What the task asks: Quote all lines below exactly. Images stay out.

Dataset entries:
** BEGIN **

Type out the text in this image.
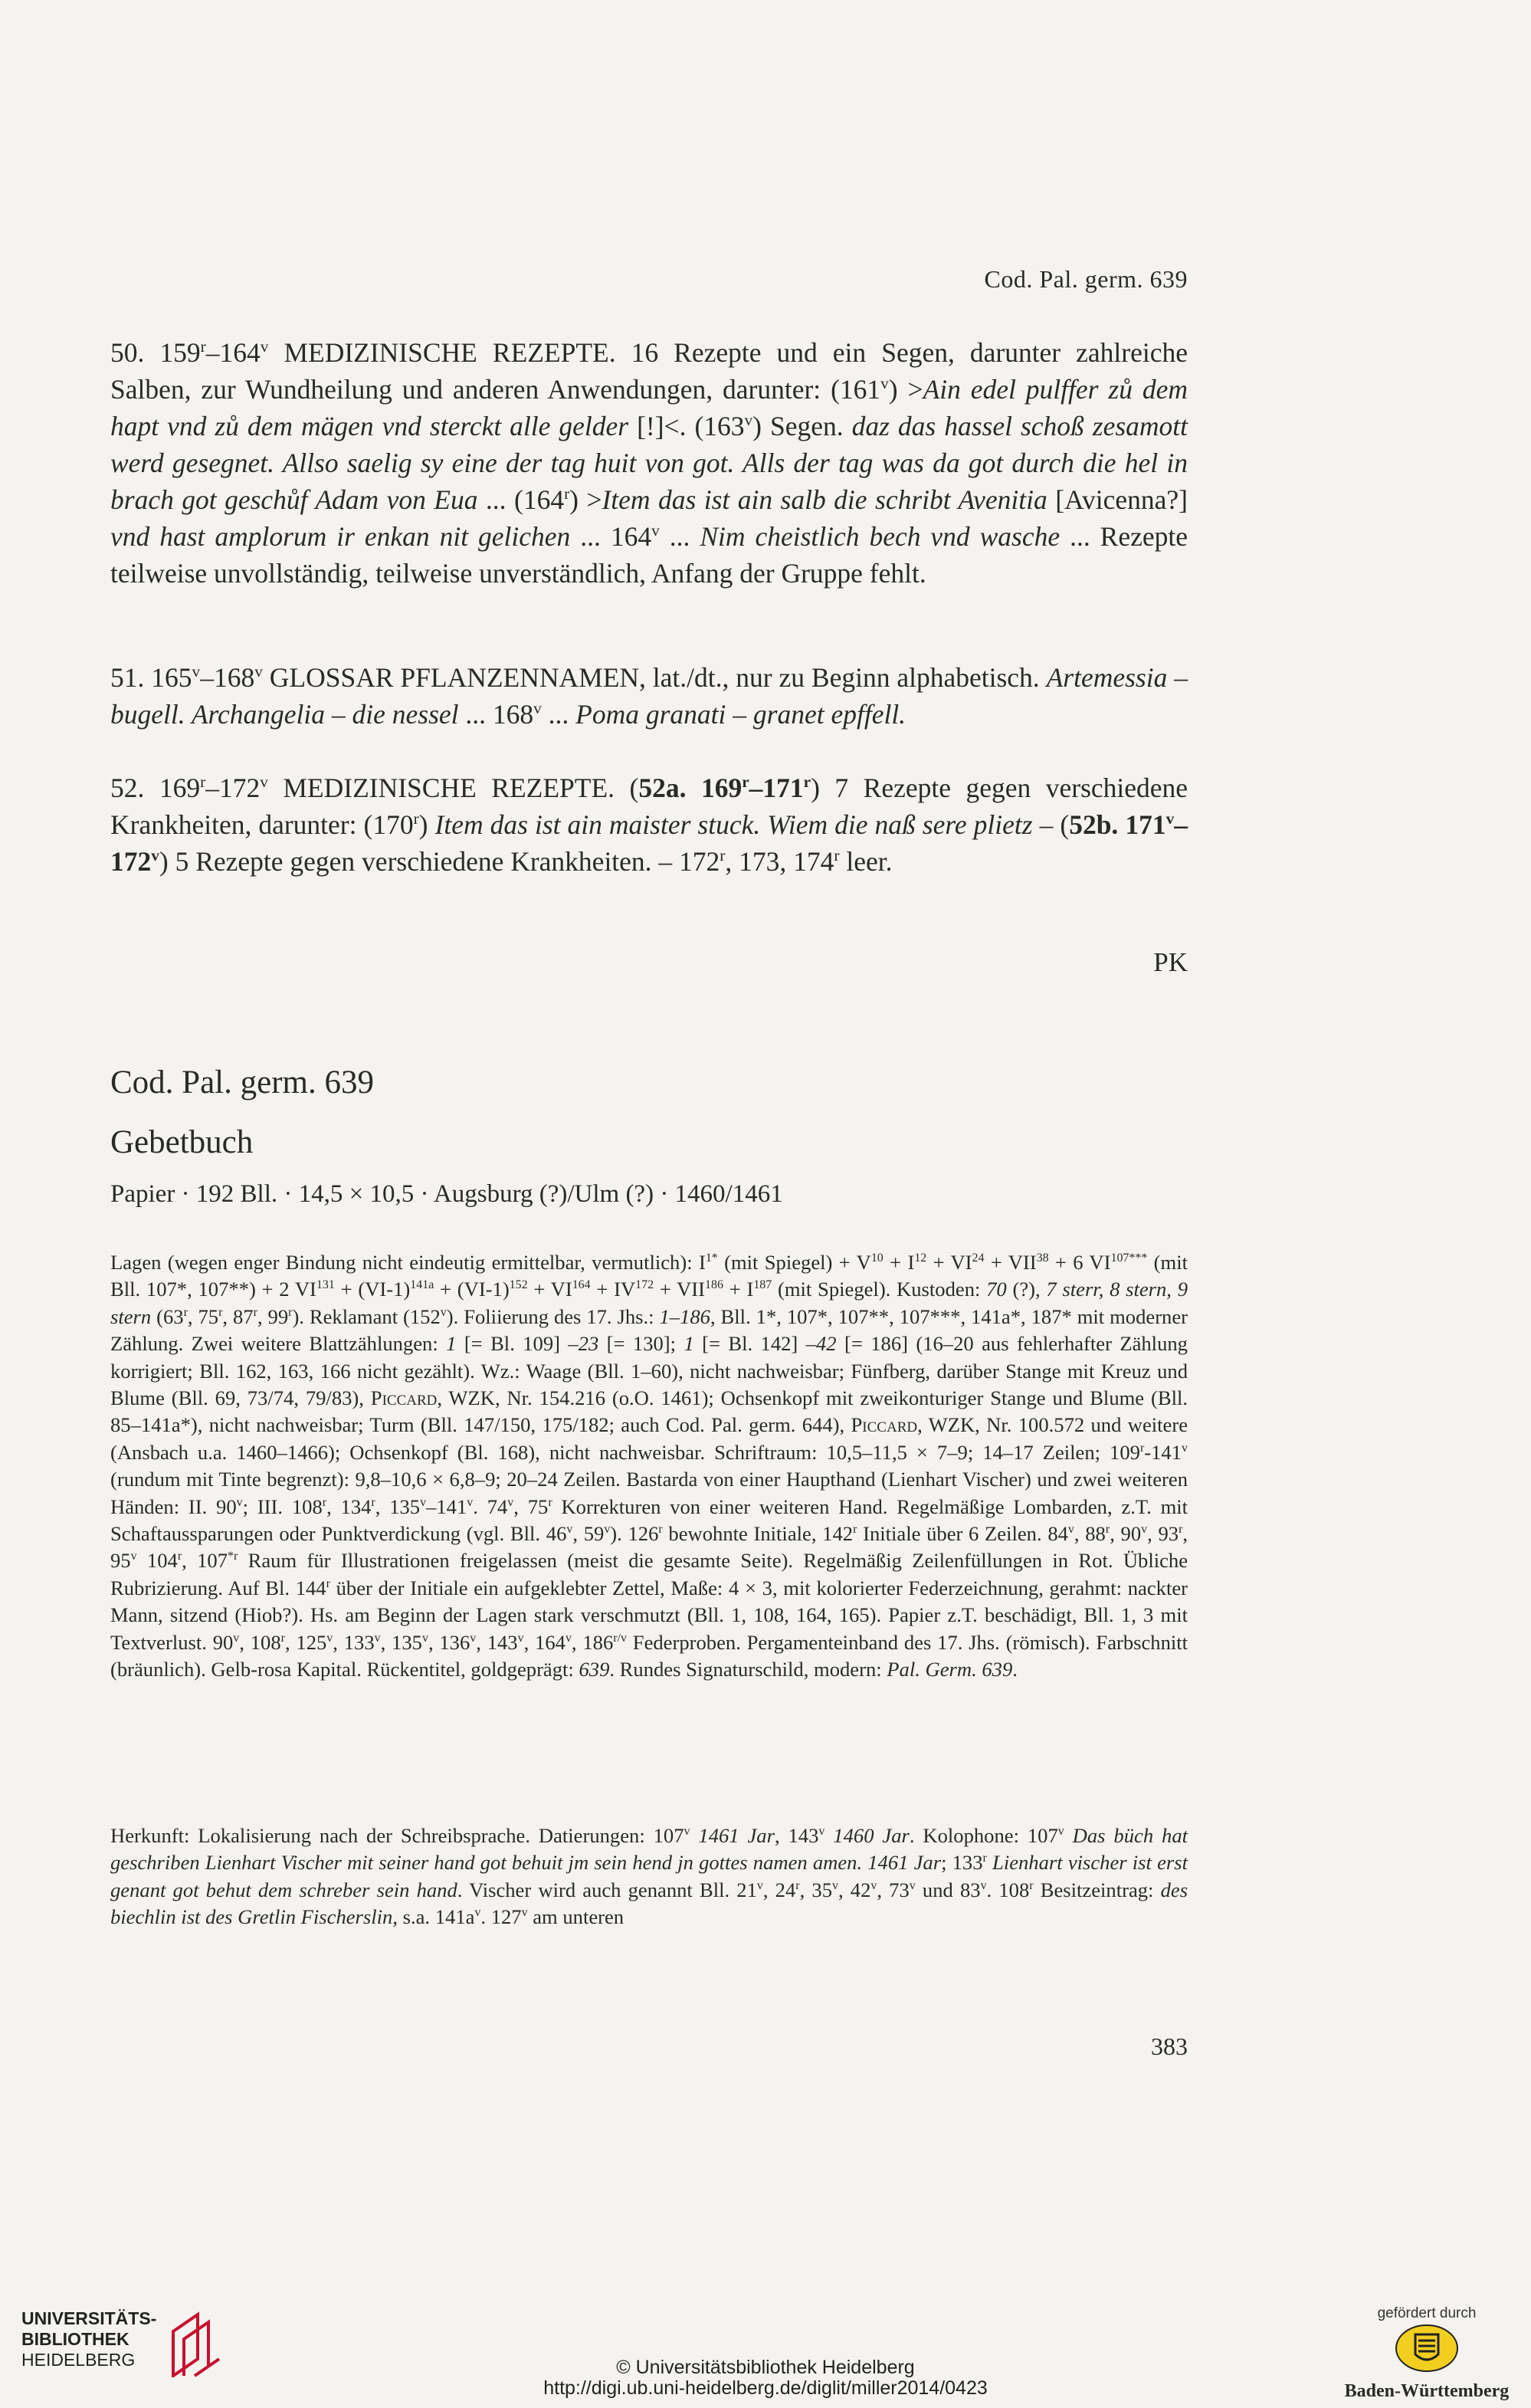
Cod. Pal. germ. 639

50. 159$^r$–164$^v$ MEDIZINISCHE REZEPTE. 16 Rezepte und ein Segen, darunter zahlreiche Salben, zur Wundheilung und anderen Anwendungen, darunter: $(161^v) >Ain$ edel pulffer zů dem hapt vnd zů dem mägen vnd sterckt alle gelder [!]<. (163$^v$) Segen. daz das hassel schoß zesamott werd gesegnet. Allso saelig sy eine der tag huit von got. Alls der tag was da got durch die hel in brach got geschůf Adam von Eua ... $(164^r)$ >Item das ist ain salb die schribt Avenitia [Avicenna?] vnd hast amplorum ir enkan nit gelichen ... 164$^v$ ... Nim cheistlich bech vnd wasche ... Rezepte teilweise unvollständig, teilweise unverständlich, Anfang der Gruppe fehlt.

51. 165$^v$–168$^v$ GLOSSAR PFLANZENNAMEN, lat./dt., nur zu Beginn alphabetisch. Artemessia – bugell. Archangelia – die nessel ... 168$^v$ ... Poma granati – granet epffell.

52. 169$^r$–172$^v$ MEDIZINISCHE REZEPTE. (52a. 169$^r$–171$^r$) 7 Rezepte gegen verschiedene Krankheiten, darunter: (170$^r$) Item das ist ain maister stuck. Wiem die naß sere plietz – (52b. 171$^v$–172$^v$) 5 Rezepte gegen verschiedene Krankheiten. – 172$^r$, 173, 174$^r$ leer.

PK
Cod. Pal. germ. 639
Gebetbuch
Papier · 192 Bll. · 14,5 × 10,5 · Augsburg (?)/Ulm (?) · 1460/1461

Lagen (wegen enger Bindung nicht eindeutig ermittelbar, vermutlich): $I^{1*}$ (mit Spiegel) + $V^{10} + I^{12} + VI^{24} + VII^{38} + 6$ $VI^{107***}$ (mit Bll. 107*, 107**) + 2 $VI^{131} + (VI-1)^{141a} + (VI-1)^{152} + VI^{164} + IV^{172} + VII^{186} + I^{187}$ (mit Spiegel). Kustoden: 70 (?), 7 sterr, 8 stern, 9 stern (63$^r$, 75$^r$, 87$^r$, 99$^r$). Reklamant (152$^v$). Foliierung des 17. Jhs.: 1–186, Bll. 1*, 107*, 107**, 107***, 141a*, 187* mit moderner Zählung. Zwei weitere Blattzählungen: 1 [= Bl. 109] –23 [= 130]; 1 [= Bl. 142] –42 [= 186] (16–20 aus fehlerhafter Zählung korrigiert; Bll. 162, 163, 166 nicht gezählt). Wz.: Waage (Bll. 1–60), nicht nachweisbar; Fünfberg, darüber Stange mit Kreuz und Blume (Bll. 69, 73/74, 79/83), Piccard, WZK, Nr. 154.216 (o.O. 1461); Ochsenkopf mit zweikonturiger Stange und Blume (Bll. 85–141a*), nicht nachweisbar; Turm (Bll. 147/150, 175/182; auch Cod. Pal. germ. 644), Piccard, WZK, Nr. 100.572 und weitere (Ansbach u.a. 1460–1466); Ochsenkopf (Bl. 168), nicht nachweisbar. Schriftraum: 10,5–11,5 × 7–9; 14–17 Zeilen; 109$^r$-141$^v$ (rundum mit Tinte begrenzt): 9,8–10,6 × 6,8–9; 20–24 Zeilen. Bastarda von einer Haupthand (Lienhart Vischer) und zwei weiteren Händen: II. 90$^v$; III. 108$^r$, 134$^r$, 135$^v$–141$^v$. 74$^v$, 75$^r$ Korrekturen von einer weiteren Hand. Regelmäßige Lombarden, z.T. mit Schaftaussparungen oder Punktverdickung (vgl. Bll. 46$^v$, 59$^v$). 126$^r$ bewohnte Initiale, 142$^r$ Initiale über 6 Zeilen. 84$^v$, 88$^r$, 90$^v$, 93$^r$, 95$^v$ 104$^r$, 107$^{*r}$ Raum für Illustrationen freigelassen (meist die gesamte Seite). Regelmäßig Zeilenfüllungen in Rot. Übliche Rubrizierung. Auf Bl. 144$^r$ über der Initiale ein aufgeklebter Zettel, Maße: 4 × 3, mit kolorierter Federzeichnung, gerahmt: nackter Mann, sitzend (Hiob?). Hs. am Beginn der Lagen stark verschmutzt (Bll. 1, 108, 164, 165). Papier z.T. beschädigt, Bll. 1, 3 mit Textverlust. 90$^v$, 108$^r$, 125$^v$, 133$^v$, 135$^v$, 136$^v$, 143$^v$, 164$^v$, $186^{r/v}$ Federproben. Pergamenteinband des 17. Jhs. (römisch). Farbschnitt (bräunlich). Gelb-rosa Kapital. Rückentitel, goldgeprägt: 639. Rundes Signaturschild, modern: Pal. Germ. 639.

Herkunft: Lokalisierung nach der Schreibsprache. Datierungen: 107$^v$ 1461 Jar, 143$^v$ 1460 Jar. Kolophone: 107$^v$ Das büch hat geschriben Lienhart Vischer mit seiner hand got behuit jm sein hend jn gottes namen amen. 1461 Jar; 133$^r$ Lienhart vischer ist erst genant got behut dem schreber sein hand. Vischer wird auch genannt Bll. 21$^v$, 24$^r$, 35$^v$, 42$^v$, 73$^v$ und 83$^v$. 108$^r$ Besitzeintrag: des biechlin ist des Gretlin Fischerslin, s.a. $141a^v$. 127$^v$ am unteren

383
UNIVERSITÄTS-
BIBLIOTHEK
HEIDELBERG	© Universitätsbibliothek Heidelberg
http://digi.ub.uni-heidelberg.de/diglit/miller2014/0423
gefördert durch
Baden-Württemberg
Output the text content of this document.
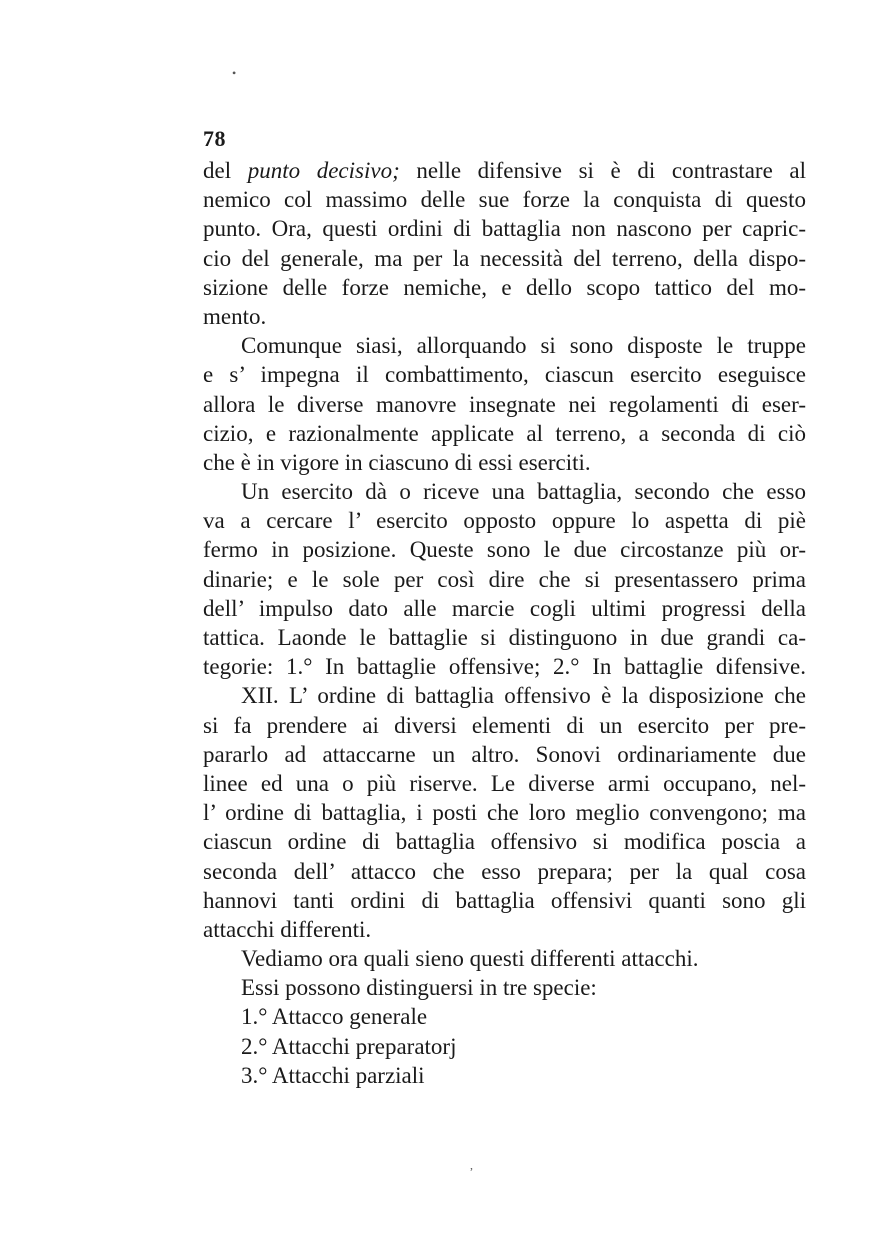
•
,
78
del punto decisivo; nelle difensive si è di contrastare al
nemico col massimo delle sue forze la conquista di questo
punto. Ora, questi ordini di battaglia non nascono per capric-
cio del generale, ma per la necessità del terreno, della dispo-
sizione delle forze nemiche, e dello scopo tattico del mo-
mento.
Comunque siasi, allorquando si sono disposte le truppe
e s’ impegna il combattimento, ciascun esercito eseguisce
allora le diverse manovre insegnate nei regolamenti di eser-
cizio, e razionalmente applicate al terreno, a seconda di ciò
che è in vigore in ciascuno di essi eserciti.
Un esercito dà o riceve una battaglia, secondo che esso
va a cercare l’ esercito opposto oppure lo aspetta di piè
fermo in posizione. Queste sono le due circostanze più or-
dinarie; e le sole per così dire che si presentassero prima
dell’ impulso dato alle marcie cogli ultimi progressi della
tattica. Laonde le battaglie si distinguono in due grandi ca-
tegorie: 1.° In battaglie offensive; 2.° In battaglie difensive.
XII. L’ ordine di battaglia offensivo è la disposizione che
si fa prendere ai diversi elementi di un esercito per pre-
pararlo ad attaccarne un altro. Sonovi ordinariamente due
linee ed una o più riserve. Le diverse armi occupano, nel-
l’ ordine di battaglia, i posti che loro meglio convengono; ma
ciascun ordine di battaglia offensivo si modifica poscia a
seconda dell’ attacco che esso prepara; per la qual cosa
hannovi tanti ordini di battaglia offensivi quanti sono gli
attacchi differenti.
Vediamo ora quali sieno questi differenti attacchi.
Essi possono distinguersi in tre specie:
1.° Attacco generale
2.° Attacchi preparatorj
3.° Attacchi parziali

** END **

Worked answer:
Type out the text in this image.
Cod. Pal. germ. 639

50. 159$^r$–164$^v$ MEDIZINISCHE REZEPTE. 16 Rezepte und ein Segen, darunter zahlreiche Salben, zur Wundheilung und anderen Anwendungen, darunter: $(161^v) >Ain$ edel pulffer zů dem hapt vnd zů dem mägen vnd sterckt alle gelder [!]<. (163$^v$) Segen. daz das hassel schoß zesamott werd gesegnet. Allso saelig sy eine der tag huit von got. Alls der tag was da got durch die hel in brach got geschůf Adam von Eua ... $(164^r)$ >Item das ist ain salb die schribt Avenitia [Avicenna?] vnd hast amplorum ir enkan nit gelichen ... 164$^v$ ... Nim cheistlich bech vnd wasche ... Rezepte teilweise unvollständig, teilweise unverständlich, Anfang der Gruppe fehlt.

51. 165$^v$–168$^v$ GLOSSAR PFLANZENNAMEN, lat./dt., nur zu Beginn alphabetisch. Artemessia – bugell. Archangelia – die nessel ... 168$^v$ ... Poma granati – granet epffell.

52. 169$^r$–172$^v$ MEDIZINISCHE REZEPTE. (52a. 169$^r$–171$^r$) 7 Rezepte gegen verschiedene Krankheiten, darunter: (170$^r$) Item das ist ain maister stuck. Wiem die naß sere plietz – (52b. 171$^v$–172$^v$) 5 Rezepte gegen verschiedene Krankheiten. – 172$^r$, 173, 174$^r$ leer.

PK
Cod. Pal. germ. 639
Gebetbuch
Papier · 192 Bll. · 14,5 × 10,5 · Augsburg (?)/Ulm (?) · 1460/1461

Lagen (wegen enger Bindung nicht eindeutig ermittelbar, vermutlich): $I^{1*}$ (mit Spiegel) + $V^{10} + I^{12} + VI^{24} + VII^{38} + 6$ $VI^{107***}$ (mit Bll. 107*, 107**) + 2 $VI^{131} + (VI-1)^{141a} + (VI-1)^{152} + VI^{164} + IV^{172} + VII^{186} + I^{187}$ (mit Spiegel). Kustoden: 70 (?), 7 sterr, 8 stern, 9 stern (63$^r$, 75$^r$, 87$^r$, 99$^r$). Reklamant (152$^v$). Foliierung des 17. Jhs.: 1–186, Bll. 1*, 107*, 107**, 107***, 141a*, 187* mit moderner Zählung. Zwei weitere Blattzählungen: 1 [= Bl. 109] –23 [= 130]; 1 [= Bl. 142] –42 [= 186] (16–20 aus fehlerhafter Zählung korrigiert; Bll. 162, 163, 166 nicht gezählt). Wz.: Waage (Bll. 1–60), nicht nachweisbar; Fünfberg, darüber Stange mit Kreuz und Blume (Bll. 69, 73/74, 79/83), Piccard, WZK, Nr. 154.216 (o.O. 1461); Ochsenkopf mit zweikonturiger Stange und Blume (Bll. 85–141a*), nicht nachweisbar; Turm (Bll. 147/150, 175/182; auch Cod. Pal. germ. 644), Piccard, WZK, Nr. 100.572 und weitere (Ansbach u.a. 1460–1466); Ochsenkopf (Bl. 168), nicht nachweisbar. Schriftraum: 10,5–11,5 × 7–9; 14–17 Zeilen; 109$^r$-141$^v$ (rundum mit Tinte begrenzt): 9,8–10,6 × 6,8–9; 20–24 Zeilen. Bastarda von einer Haupthand (Lienhart Vischer) und zwei weiteren Händen: II. 90$^v$; III. 108$^r$, 134$^r$, 135$^v$–141$^v$. 74$^v$, 75$^r$ Korrekturen von einer weiteren Hand. Regelmäßige Lombarden, z.T. mit Schaftaussparungen oder Punktverdickung (vgl. Bll. 46$^v$, 59$^v$). 126$^r$ bewohnte Initiale, 142$^r$ Initiale über 6 Zeilen. 84$^v$, 88$^r$, 90$^v$, 93$^r$, 95$^v$ 104$^r$, 107$^{*r}$ Raum für Illustrationen freigelassen (meist die gesamte Seite). Regelmäßig Zeilenfüllungen in Rot. Übliche Rubrizierung. Auf Bl. 144$^r$ über der Initiale ein aufgeklebter Zettel, Maße: 4 × 3, mit kolorierter Federzeichnung, gerahmt: nackter Mann, sitzend (Hiob?). Hs. am Beginn der Lagen stark verschmutzt (Bll. 1, 108, 164, 165). Papier z.T. beschädigt, Bll. 1, 3 mit Textverlust. 90$^v$, 108$^r$, 125$^v$, 133$^v$, 135$^v$, 136$^v$, 143$^v$, 164$^v$, $186^{r/v}$ Federproben. Pergamenteinband des 17. Jhs. (römisch). Farbschnitt (bräunlich). Gelb-rosa Kapital. Rückentitel, goldgeprägt: 639. Rundes Signaturschild, modern: Pal. Germ. 639.

Herkunft: Lokalisierung nach der Schreibsprache. Datierungen: 107$^v$ 1461 Jar, 143$^v$ 1460 Jar. Kolophone: 107$^v$ Das büch hat geschriben Lienhart Vischer mit seiner hand got behuit jm sein hend jn gottes namen amen. 1461 Jar; 133$^r$ Lienhart vischer ist erst genant got behut dem schreber sein hand. Vischer wird auch genannt Bll. 21$^v$, 24$^r$, 35$^v$, 42$^v$, 73$^v$ und 83$^v$. 108$^r$ Besitzeintrag: des biechlin ist des Gretlin Fischerslin, s.a. $141a^v$. 127$^v$ am unteren

383
UNIVERSITÄTS-
BIBLIOTHEK
HEIDELBERG	© Universitätsbibliothek Heidelberg
http://digi.ub.uni-heidelberg.de/diglit/miller2014/0423
gefördert durch
Baden-Württemberg
Output the text content of this document.
•
,
78
del punto decisivo; nelle difensive si è di contrastare al
nemico col massimo delle sue forze la conquista di questo
punto. Ora, questi ordini di battaglia non nascono per capric-
cio del generale, ma per la necessità del terreno, della dispo-
sizione delle forze nemiche, e dello scopo tattico del mo-
mento.
Comunque siasi, allorquando si sono disposte le truppe
e s’ impegna il combattimento, ciascun esercito eseguisce
allora le diverse manovre insegnate nei regolamenti di eser-
cizio, e razionalmente applicate al terreno, a seconda di ciò
che è in vigore in ciascuno di essi eserciti.
Un esercito dà o riceve una battaglia, secondo che esso
va a cercare l’ esercito opposto oppure lo aspetta di piè
fermo in posizione. Queste sono le due circostanze più or-
dinarie; e le sole per così dire che si presentassero prima
dell’ impulso dato alle marcie cogli ultimi progressi della
tattica. Laonde le battaglie si distinguono in due grandi ca-
tegorie: 1.° In battaglie offensive; 2.° In battaglie difensive.
XII. L’ ordine di battaglia offensivo è la disposizione che
si fa prendere ai diversi elementi di un esercito per pre-
pararlo ad attaccarne un altro. Sonovi ordinariamente due
linee ed una o più riserve. Le diverse armi occupano, nel-
l’ ordine di battaglia, i posti che loro meglio convengono; ma
ciascun ordine di battaglia offensivo si modifica poscia a
seconda dell’ attacco che esso prepara; per la qual cosa
hannovi tanti ordini di battaglia offensivi quanti sono gli
attacchi differenti.
Vediamo ora quali sieno questi differenti attacchi.
Essi possono distinguersi in tre specie:
1.° Attacco generale
2.° Attacchi preparatorj
3.° Attacchi parziali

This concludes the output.